--- Start EXTRACTED DATA ---
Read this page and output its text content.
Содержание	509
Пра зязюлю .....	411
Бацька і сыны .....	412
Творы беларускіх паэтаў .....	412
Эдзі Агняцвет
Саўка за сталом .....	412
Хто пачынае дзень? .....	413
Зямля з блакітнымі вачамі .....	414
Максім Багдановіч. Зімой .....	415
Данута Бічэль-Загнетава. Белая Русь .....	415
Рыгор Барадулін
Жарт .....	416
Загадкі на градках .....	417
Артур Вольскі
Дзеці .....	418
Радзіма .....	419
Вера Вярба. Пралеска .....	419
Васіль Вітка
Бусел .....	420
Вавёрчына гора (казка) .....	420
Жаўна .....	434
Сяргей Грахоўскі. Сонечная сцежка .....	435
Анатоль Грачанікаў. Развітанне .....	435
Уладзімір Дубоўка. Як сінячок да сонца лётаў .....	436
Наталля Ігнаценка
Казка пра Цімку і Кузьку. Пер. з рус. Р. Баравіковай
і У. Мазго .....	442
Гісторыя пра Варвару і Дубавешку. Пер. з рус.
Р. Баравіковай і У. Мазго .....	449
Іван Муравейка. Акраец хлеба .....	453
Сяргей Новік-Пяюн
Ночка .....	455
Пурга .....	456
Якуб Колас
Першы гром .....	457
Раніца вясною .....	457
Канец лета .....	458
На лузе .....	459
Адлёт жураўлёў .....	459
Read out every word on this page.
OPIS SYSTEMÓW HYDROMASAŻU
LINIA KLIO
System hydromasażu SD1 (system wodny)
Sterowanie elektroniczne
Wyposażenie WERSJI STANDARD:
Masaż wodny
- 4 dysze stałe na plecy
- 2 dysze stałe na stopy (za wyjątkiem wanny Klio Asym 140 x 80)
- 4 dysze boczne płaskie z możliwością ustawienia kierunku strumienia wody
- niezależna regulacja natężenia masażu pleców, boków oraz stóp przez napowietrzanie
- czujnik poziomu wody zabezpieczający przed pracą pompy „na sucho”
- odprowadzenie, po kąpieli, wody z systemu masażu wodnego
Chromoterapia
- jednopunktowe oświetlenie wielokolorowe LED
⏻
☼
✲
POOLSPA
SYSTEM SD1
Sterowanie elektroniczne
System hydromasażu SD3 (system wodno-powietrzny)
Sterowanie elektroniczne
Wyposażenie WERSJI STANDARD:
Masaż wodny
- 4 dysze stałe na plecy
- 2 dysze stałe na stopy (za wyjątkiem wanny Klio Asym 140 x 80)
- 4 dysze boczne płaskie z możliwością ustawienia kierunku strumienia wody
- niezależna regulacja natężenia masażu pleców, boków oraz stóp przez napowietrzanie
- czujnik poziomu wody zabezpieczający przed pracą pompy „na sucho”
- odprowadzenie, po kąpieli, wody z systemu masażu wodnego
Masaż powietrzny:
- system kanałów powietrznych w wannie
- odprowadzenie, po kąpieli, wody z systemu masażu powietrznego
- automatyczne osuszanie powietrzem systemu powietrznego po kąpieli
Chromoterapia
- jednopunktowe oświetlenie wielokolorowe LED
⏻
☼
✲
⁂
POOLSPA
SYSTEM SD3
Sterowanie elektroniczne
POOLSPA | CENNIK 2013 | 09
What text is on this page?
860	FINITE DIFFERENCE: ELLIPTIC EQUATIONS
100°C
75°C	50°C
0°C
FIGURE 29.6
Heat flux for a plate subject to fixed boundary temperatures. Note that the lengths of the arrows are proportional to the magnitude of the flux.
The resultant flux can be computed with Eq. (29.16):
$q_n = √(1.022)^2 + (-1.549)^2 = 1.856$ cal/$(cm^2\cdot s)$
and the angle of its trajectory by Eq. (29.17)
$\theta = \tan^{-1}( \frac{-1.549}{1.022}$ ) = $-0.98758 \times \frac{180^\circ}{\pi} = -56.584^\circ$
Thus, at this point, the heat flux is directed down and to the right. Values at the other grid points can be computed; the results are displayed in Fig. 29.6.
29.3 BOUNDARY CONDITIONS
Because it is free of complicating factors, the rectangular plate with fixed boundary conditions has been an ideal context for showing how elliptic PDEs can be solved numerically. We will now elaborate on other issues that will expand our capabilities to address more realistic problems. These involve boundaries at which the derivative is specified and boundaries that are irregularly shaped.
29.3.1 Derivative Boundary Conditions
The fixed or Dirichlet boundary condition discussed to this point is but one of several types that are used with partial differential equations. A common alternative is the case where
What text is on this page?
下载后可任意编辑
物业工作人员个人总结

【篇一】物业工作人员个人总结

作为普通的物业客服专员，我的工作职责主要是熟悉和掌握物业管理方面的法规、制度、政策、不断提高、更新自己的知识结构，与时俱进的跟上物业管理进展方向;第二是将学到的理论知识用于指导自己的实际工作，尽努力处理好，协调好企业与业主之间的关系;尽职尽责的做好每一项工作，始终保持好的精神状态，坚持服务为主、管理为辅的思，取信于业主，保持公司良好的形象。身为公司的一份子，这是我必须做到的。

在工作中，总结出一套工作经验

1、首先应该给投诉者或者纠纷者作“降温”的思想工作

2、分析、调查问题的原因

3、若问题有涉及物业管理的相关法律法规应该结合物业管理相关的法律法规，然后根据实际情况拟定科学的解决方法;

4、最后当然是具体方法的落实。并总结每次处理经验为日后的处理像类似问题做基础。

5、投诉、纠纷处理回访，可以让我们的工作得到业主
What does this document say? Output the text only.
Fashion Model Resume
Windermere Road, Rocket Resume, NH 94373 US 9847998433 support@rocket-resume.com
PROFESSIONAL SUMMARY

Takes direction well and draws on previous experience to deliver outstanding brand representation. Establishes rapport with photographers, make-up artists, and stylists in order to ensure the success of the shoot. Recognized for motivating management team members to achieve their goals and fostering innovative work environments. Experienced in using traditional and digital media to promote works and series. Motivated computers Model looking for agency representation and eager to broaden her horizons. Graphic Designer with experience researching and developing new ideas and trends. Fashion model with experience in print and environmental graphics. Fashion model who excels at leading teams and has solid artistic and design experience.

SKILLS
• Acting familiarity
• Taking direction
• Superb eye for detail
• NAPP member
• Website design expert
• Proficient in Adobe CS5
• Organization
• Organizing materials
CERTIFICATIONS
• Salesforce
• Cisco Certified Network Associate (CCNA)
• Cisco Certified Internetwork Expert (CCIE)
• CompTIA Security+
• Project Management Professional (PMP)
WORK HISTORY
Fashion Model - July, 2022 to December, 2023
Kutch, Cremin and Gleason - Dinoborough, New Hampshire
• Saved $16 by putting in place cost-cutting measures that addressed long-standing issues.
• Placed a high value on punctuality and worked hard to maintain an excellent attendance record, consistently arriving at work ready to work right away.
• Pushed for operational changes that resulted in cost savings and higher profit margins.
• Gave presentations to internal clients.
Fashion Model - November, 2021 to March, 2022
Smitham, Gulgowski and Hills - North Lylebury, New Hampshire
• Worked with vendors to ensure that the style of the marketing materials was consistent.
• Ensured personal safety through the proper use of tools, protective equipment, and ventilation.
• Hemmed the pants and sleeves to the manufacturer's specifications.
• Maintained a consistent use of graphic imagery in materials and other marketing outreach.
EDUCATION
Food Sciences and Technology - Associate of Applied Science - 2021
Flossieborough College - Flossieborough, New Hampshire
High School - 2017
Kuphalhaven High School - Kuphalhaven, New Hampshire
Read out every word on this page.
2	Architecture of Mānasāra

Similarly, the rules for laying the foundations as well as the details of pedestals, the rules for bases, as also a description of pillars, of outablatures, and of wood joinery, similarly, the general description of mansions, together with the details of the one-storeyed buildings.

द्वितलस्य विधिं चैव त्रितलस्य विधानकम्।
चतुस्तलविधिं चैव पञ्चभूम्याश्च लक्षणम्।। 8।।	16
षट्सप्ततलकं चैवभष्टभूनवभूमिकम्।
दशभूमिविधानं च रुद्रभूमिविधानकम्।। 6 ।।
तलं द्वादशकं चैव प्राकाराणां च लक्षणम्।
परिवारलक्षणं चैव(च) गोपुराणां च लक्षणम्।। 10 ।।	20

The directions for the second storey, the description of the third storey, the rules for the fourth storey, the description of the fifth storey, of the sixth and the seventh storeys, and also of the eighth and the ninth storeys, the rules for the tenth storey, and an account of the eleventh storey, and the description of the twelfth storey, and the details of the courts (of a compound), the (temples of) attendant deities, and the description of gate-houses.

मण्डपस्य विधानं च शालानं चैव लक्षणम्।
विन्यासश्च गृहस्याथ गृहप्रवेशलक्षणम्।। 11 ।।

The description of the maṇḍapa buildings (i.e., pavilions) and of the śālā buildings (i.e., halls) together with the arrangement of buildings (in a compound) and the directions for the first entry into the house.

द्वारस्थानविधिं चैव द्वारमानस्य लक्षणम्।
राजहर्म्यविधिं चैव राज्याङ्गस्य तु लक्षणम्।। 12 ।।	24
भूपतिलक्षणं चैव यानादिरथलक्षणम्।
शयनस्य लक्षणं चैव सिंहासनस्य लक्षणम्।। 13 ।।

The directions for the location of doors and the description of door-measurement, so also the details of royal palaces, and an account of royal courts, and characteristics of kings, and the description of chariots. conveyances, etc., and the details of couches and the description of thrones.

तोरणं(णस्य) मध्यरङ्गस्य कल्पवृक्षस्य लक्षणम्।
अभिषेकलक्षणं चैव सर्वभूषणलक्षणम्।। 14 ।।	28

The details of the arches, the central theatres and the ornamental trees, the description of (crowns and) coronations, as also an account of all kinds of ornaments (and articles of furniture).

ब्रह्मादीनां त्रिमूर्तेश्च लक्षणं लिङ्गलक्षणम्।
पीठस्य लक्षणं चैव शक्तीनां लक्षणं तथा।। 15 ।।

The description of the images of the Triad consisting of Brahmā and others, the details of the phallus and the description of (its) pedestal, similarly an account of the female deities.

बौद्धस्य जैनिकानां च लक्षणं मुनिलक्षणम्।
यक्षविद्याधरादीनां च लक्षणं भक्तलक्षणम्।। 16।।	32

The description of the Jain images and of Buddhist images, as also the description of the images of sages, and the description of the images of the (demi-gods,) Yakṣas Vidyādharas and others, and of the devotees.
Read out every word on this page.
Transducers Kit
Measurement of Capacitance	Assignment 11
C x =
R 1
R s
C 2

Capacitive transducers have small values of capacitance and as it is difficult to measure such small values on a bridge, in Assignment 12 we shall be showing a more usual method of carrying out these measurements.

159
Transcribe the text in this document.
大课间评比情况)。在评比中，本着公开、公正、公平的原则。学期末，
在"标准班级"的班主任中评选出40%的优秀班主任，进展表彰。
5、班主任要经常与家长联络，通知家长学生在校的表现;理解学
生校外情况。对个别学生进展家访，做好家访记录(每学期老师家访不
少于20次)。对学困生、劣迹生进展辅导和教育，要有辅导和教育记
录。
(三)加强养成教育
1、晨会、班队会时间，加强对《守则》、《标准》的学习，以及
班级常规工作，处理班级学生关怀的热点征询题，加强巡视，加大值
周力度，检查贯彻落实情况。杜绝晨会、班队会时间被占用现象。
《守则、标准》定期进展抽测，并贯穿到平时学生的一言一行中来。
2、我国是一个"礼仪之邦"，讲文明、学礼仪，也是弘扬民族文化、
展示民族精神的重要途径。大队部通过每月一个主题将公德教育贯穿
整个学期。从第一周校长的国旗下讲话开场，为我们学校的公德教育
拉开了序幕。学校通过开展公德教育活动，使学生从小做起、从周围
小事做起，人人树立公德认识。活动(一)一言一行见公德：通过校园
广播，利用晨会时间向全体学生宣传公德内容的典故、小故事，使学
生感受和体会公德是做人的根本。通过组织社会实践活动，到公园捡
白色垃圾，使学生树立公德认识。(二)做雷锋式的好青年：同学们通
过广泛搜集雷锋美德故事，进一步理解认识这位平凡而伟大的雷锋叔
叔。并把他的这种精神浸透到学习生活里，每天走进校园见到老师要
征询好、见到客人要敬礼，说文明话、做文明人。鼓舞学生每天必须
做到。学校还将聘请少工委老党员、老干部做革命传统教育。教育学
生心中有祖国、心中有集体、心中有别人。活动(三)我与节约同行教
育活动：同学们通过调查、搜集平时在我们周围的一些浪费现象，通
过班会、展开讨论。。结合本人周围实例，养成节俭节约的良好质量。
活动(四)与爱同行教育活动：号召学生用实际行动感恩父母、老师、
--- End EXTRACTED DATA ---
## [YOUR GOAL]
Report how many lines in the records hold the word "cost", giving the number and nothing else.

## [EXERCISE RESPONSE]
2